→ STATED TASK: Give back the full listing verbatim, apart from its images.

→ SUPPLIED INFORMATION:

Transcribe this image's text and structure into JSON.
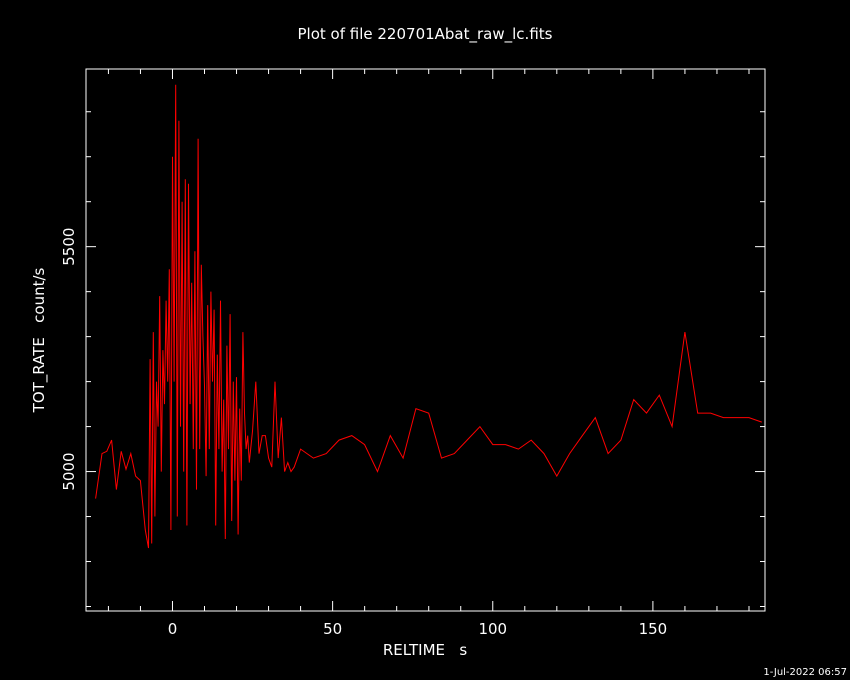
{
  "chart_data": {
    "type": "line",
    "title": "Plot of file 220701Abat_raw_lc.fits",
    "xlabel": "RELTIME   s",
    "ylabel": "TOT_RATE   count/s",
    "xlim": [
      -27,
      185
    ],
    "ylim": [
      4690,
      5895
    ],
    "x_ticks": [
      0,
      50,
      100,
      150
    ],
    "y_ticks": [
      5000,
      5500
    ],
    "grid": false,
    "legend": "none",
    "line_color": "#ff0000",
    "axis_color": "#ffffff",
    "series": [
      {
        "x": [
          -24.0,
          -22.0,
          -20.5,
          -19.0,
          -17.5,
          -16.0,
          -14.5,
          -13.0,
          -11.5,
          -10.0,
          -8.5,
          -7.5,
          -7.0,
          -6.5,
          -6.0,
          -5.5,
          -5.0,
          -4.5,
          -4.0,
          -3.5,
          -3.0,
          -2.5,
          -2.0,
          -1.5,
          -1.0,
          -0.5,
          0.0,
          0.5,
          1.0,
          1.5,
          2.0,
          2.5,
          3.0,
          3.5,
          4.0,
          4.5,
          5.0,
          5.5,
          6.0,
          6.5,
          7.0,
          7.5,
          8.0,
          8.5,
          9.0,
          9.5,
          10.0,
          10.5,
          11.0,
          11.5,
          12.0,
          12.5,
          13.0,
          13.5,
          14.0,
          14.5,
          15.0,
          15.5,
          16.0,
          16.5,
          17.0,
          17.5,
          18.0,
          18.5,
          19.0,
          19.5,
          20.0,
          20.5,
          21.0,
          21.5,
          22.0,
          22.5,
          23.0,
          23.5,
          24.0,
          25.0,
          26.0,
          27.0,
          28.0,
          29.0,
          30.0,
          31.0,
          32.0,
          33.0,
          34.0,
          35.0,
          36.0,
          37.0,
          38.0,
          40.0,
          44.0,
          48.0,
          52.0,
          56.0,
          60.0,
          64.0,
          68.0,
          72.0,
          76.0,
          80.0,
          84.0,
          88.0,
          92.0,
          96.0,
          100.0,
          104.0,
          108.0,
          112.0,
          116.0,
          120.0,
          124.0,
          128.0,
          132.0,
          136.0,
          140.0,
          144.0,
          148.0,
          152.0,
          156.0,
          160.0,
          164.0,
          168.0,
          172.0,
          176.0,
          180.0,
          184.0
        ],
        "y": [
          4940,
          5040,
          5045,
          5070,
          4960,
          5045,
          5005,
          5040,
          4990,
          4980,
          4870,
          4830,
          5250,
          4840,
          5310,
          4900,
          5200,
          5100,
          5390,
          5000,
          5270,
          5150,
          5380,
          5200,
          5450,
          4870,
          5700,
          5200,
          5860,
          4900,
          5780,
          5100,
          5600,
          5000,
          5650,
          4880,
          5640,
          5150,
          5420,
          5050,
          5490,
          4960,
          5740,
          5050,
          5460,
          5300,
          5190,
          4990,
          5370,
          5050,
          5400,
          5200,
          5360,
          4880,
          5260,
          5050,
          5380,
          5000,
          5160,
          4850,
          5280,
          5050,
          5350,
          4890,
          5200,
          4980,
          5210,
          4860,
          5140,
          4980,
          5310,
          5130,
          5050,
          5080,
          5020,
          5090,
          5200,
          5040,
          5080,
          5080,
          5030,
          5010,
          5200,
          5030,
          5120,
          5000,
          5020,
          5000,
          5010,
          5050,
          5030,
          5040,
          5070,
          5080,
          5060,
          5000,
          5080,
          5030,
          5140,
          5130,
          5030,
          5040,
          5070,
          5100,
          5060,
          5060,
          5050,
          5070,
          5040,
          4990,
          5040,
          5080,
          5120,
          5040,
          5070,
          5160,
          5130,
          5170,
          5100,
          5310,
          5130,
          5130,
          5120,
          5120,
          5120,
          5110
        ]
      }
    ]
  },
  "footer": {
    "timestamp": "1-Jul-2022 06:57"
  }
}
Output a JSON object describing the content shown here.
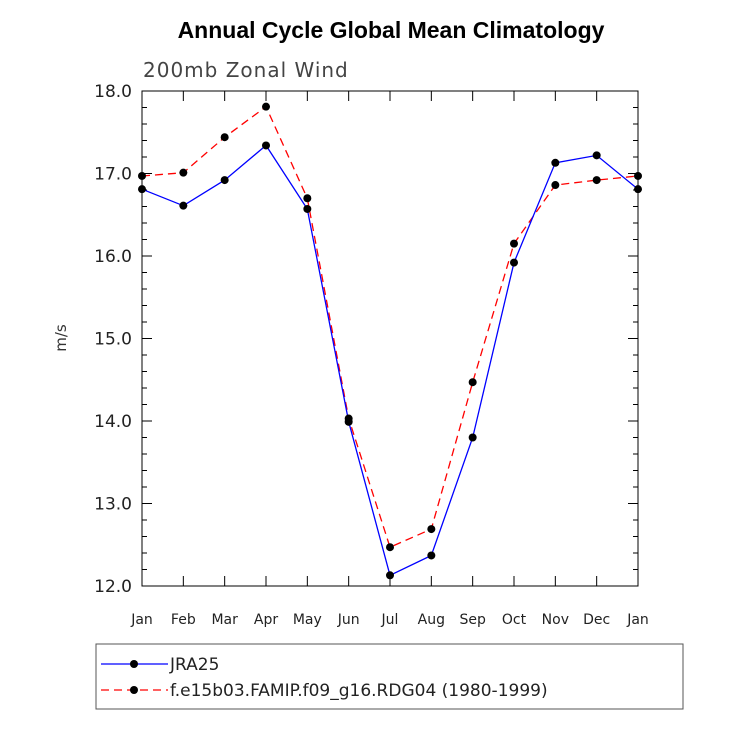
{
  "chart_data": {
    "type": "line",
    "title": "Annual Cycle Global Mean Climatology",
    "subtitle": "200mb Zonal Wind",
    "xlabel": "",
    "ylabel": "m/s",
    "categories": [
      "Jan",
      "Feb",
      "Mar",
      "Apr",
      "May",
      "Jun",
      "Jul",
      "Aug",
      "Sep",
      "Oct",
      "Nov",
      "Dec",
      "Jan"
    ],
    "ylim": [
      12.0,
      18.0
    ],
    "yticks": [
      12.0,
      13.0,
      14.0,
      15.0,
      16.0,
      17.0,
      18.0
    ],
    "ytick_labels": [
      "12.0",
      "13.0",
      "14.0",
      "15.0",
      "16.0",
      "17.0",
      "18.0"
    ],
    "grid": false,
    "legend_position": "bottom",
    "series": [
      {
        "name": "JRA25",
        "color": "#0000ff",
        "line_style": "solid",
        "marker": "filled-circle",
        "marker_color": "#000000",
        "values": [
          16.81,
          16.61,
          16.92,
          17.34,
          16.57,
          13.99,
          12.13,
          12.37,
          13.8,
          15.92,
          17.13,
          17.22,
          16.81
        ]
      },
      {
        "name": "f.e15b03.FAMIP.f09_g16.RDG04 (1980-1999)",
        "color": "#ff0000",
        "line_style": "dashed",
        "marker": "filled-circle",
        "marker_color": "#000000",
        "values": [
          16.97,
          17.01,
          17.44,
          17.81,
          16.7,
          14.03,
          12.47,
          12.69,
          14.47,
          16.15,
          16.86,
          16.92,
          16.97
        ]
      }
    ]
  }
}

→ WRITTEN REPLY:
Transcribe this image's text and structure into JSON.
{
  "chart_data": {
    "type": "line",
    "title": "Plot of file 220701Abat_raw_lc.fits",
    "xlabel": "RELTIME   s",
    "ylabel": "TOT_RATE   count/s",
    "xlim": [
      -27,
      185
    ],
    "ylim": [
      4690,
      5895
    ],
    "x_ticks": [
      0,
      50,
      100,
      150
    ],
    "y_ticks": [
      5000,
      5500
    ],
    "grid": false,
    "legend": "none",
    "line_color": "#ff0000",
    "axis_color": "#ffffff",
    "series": [
      {
        "x": [
          -24.0,
          -22.0,
          -20.5,
          -19.0,
          -17.5,
          -16.0,
          -14.5,
          -13.0,
          -11.5,
          -10.0,
          -8.5,
          -7.5,
          -7.0,
          -6.5,
          -6.0,
          -5.5,
          -5.0,
          -4.5,
          -4.0,
          -3.5,
          -3.0,
          -2.5,
          -2.0,
          -1.5,
          -1.0,
          -0.5,
          0.0,
          0.5,
          1.0,
          1.5,
          2.0,
          2.5,
          3.0,
          3.5,
          4.0,
          4.5,
          5.0,
          5.5,
          6.0,
          6.5,
          7.0,
          7.5,
          8.0,
          8.5,
          9.0,
          9.5,
          10.0,
          10.5,
          11.0,
          11.5,
          12.0,
          12.5,
          13.0,
          13.5,
          14.0,
          14.5,
          15.0,
          15.5,
          16.0,
          16.5,
          17.0,
          17.5,
          18.0,
          18.5,
          19.0,
          19.5,
          20.0,
          20.5,
          21.0,
          21.5,
          22.0,
          22.5,
          23.0,
          23.5,
          24.0,
          25.0,
          26.0,
          27.0,
          28.0,
          29.0,
          30.0,
          31.0,
          32.0,
          33.0,
          34.0,
          35.0,
          36.0,
          37.0,
          38.0,
          40.0,
          44.0,
          48.0,
          52.0,
          56.0,
          60.0,
          64.0,
          68.0,
          72.0,
          76.0,
          80.0,
          84.0,
          88.0,
          92.0,
          96.0,
          100.0,
          104.0,
          108.0,
          112.0,
          116.0,
          120.0,
          124.0,
          128.0,
          132.0,
          136.0,
          140.0,
          144.0,
          148.0,
          152.0,
          156.0,
          160.0,
          164.0,
          168.0,
          172.0,
          176.0,
          180.0,
          184.0
        ],
        "y": [
          4940,
          5040,
          5045,
          5070,
          4960,
          5045,
          5005,
          5040,
          4990,
          4980,
          4870,
          4830,
          5250,
          4840,
          5310,
          4900,
          5200,
          5100,
          5390,
          5000,
          5270,
          5150,
          5380,
          5200,
          5450,
          4870,
          5700,
          5200,
          5860,
          4900,
          5780,
          5100,
          5600,
          5000,
          5650,
          4880,
          5640,
          5150,
          5420,
          5050,
          5490,
          4960,
          5740,
          5050,
          5460,
          5300,
          5190,
          4990,
          5370,
          5050,
          5400,
          5200,
          5360,
          4880,
          5260,
          5050,
          5380,
          5000,
          5160,
          4850,
          5280,
          5050,
          5350,
          4890,
          5200,
          4980,
          5210,
          4860,
          5140,
          4980,
          5310,
          5130,
          5050,
          5080,
          5020,
          5090,
          5200,
          5040,
          5080,
          5080,
          5030,
          5010,
          5200,
          5030,
          5120,
          5000,
          5020,
          5000,
          5010,
          5050,
          5030,
          5040,
          5070,
          5080,
          5060,
          5000,
          5080,
          5030,
          5140,
          5130,
          5030,
          5040,
          5070,
          5100,
          5060,
          5060,
          5050,
          5070,
          5040,
          4990,
          5040,
          5080,
          5120,
          5040,
          5070,
          5160,
          5130,
          5170,
          5100,
          5310,
          5130,
          5130,
          5120,
          5120,
          5120,
          5110
        ]
      }
    ]
  },
  "footer": {
    "timestamp": "1-Jul-2022 06:57"
  }
}
Output a JSON object describing the content shown here.
{
  "chart_data": {
    "type": "line",
    "title": "Annual Cycle Global Mean Climatology",
    "subtitle": "200mb Zonal Wind",
    "xlabel": "",
    "ylabel": "m/s",
    "categories": [
      "Jan",
      "Feb",
      "Mar",
      "Apr",
      "May",
      "Jun",
      "Jul",
      "Aug",
      "Sep",
      "Oct",
      "Nov",
      "Dec",
      "Jan"
    ],
    "ylim": [
      12.0,
      18.0
    ],
    "yticks": [
      12.0,
      13.0,
      14.0,
      15.0,
      16.0,
      17.0,
      18.0
    ],
    "ytick_labels": [
      "12.0",
      "13.0",
      "14.0",
      "15.0",
      "16.0",
      "17.0",
      "18.0"
    ],
    "grid": false,
    "legend_position": "bottom",
    "series": [
      {
        "name": "JRA25",
        "color": "#0000ff",
        "line_style": "solid",
        "marker": "filled-circle",
        "marker_color": "#000000",
        "values": [
          16.81,
          16.61,
          16.92,
          17.34,
          16.57,
          13.99,
          12.13,
          12.37,
          13.8,
          15.92,
          17.13,
          17.22,
          16.81
        ]
      },
      {
        "name": "f.e15b03.FAMIP.f09_g16.RDG04 (1980-1999)",
        "color": "#ff0000",
        "line_style": "dashed",
        "marker": "filled-circle",
        "marker_color": "#000000",
        "values": [
          16.97,
          17.01,
          17.44,
          17.81,
          16.7,
          14.03,
          12.47,
          12.69,
          14.47,
          16.15,
          16.86,
          16.92,
          16.97
        ]
      }
    ]
  }
}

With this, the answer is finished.